# REQUIREMENTS
State how many lines in these records contain the word "الياء", and nothing else.

# DATA SECTION

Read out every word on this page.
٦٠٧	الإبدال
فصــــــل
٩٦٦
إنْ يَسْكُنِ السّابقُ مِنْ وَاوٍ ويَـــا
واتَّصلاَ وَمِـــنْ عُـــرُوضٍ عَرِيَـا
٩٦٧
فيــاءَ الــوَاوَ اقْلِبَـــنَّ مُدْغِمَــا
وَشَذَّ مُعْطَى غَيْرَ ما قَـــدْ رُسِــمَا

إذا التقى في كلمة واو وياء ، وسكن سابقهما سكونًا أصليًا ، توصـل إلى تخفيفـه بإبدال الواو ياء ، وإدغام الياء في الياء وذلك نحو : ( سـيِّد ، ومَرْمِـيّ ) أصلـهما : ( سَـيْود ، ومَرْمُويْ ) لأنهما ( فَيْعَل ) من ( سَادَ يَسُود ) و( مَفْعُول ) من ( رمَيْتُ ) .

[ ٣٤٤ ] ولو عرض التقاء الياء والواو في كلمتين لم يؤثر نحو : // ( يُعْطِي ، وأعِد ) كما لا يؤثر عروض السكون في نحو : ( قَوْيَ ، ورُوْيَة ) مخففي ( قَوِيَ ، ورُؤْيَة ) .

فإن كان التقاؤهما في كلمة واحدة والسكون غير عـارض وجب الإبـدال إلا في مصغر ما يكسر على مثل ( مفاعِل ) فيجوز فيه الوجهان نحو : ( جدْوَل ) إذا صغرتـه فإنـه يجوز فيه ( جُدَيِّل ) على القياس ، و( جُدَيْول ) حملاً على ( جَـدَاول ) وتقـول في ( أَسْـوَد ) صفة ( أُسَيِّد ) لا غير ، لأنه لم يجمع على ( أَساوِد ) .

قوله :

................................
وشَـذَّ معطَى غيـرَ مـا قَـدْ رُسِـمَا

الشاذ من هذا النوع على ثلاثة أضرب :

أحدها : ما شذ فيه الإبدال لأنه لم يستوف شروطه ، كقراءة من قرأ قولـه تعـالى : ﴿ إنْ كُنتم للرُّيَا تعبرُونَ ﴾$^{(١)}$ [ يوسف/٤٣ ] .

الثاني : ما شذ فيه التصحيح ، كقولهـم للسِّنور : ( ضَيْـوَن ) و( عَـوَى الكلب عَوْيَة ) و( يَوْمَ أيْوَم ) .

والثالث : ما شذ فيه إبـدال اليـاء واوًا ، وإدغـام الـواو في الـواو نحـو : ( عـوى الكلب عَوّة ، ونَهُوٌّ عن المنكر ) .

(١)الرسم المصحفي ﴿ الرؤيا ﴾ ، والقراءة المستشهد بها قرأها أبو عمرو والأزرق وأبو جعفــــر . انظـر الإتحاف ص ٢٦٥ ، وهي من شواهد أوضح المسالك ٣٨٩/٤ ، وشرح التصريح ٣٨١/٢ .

# TASK SOLUTION
2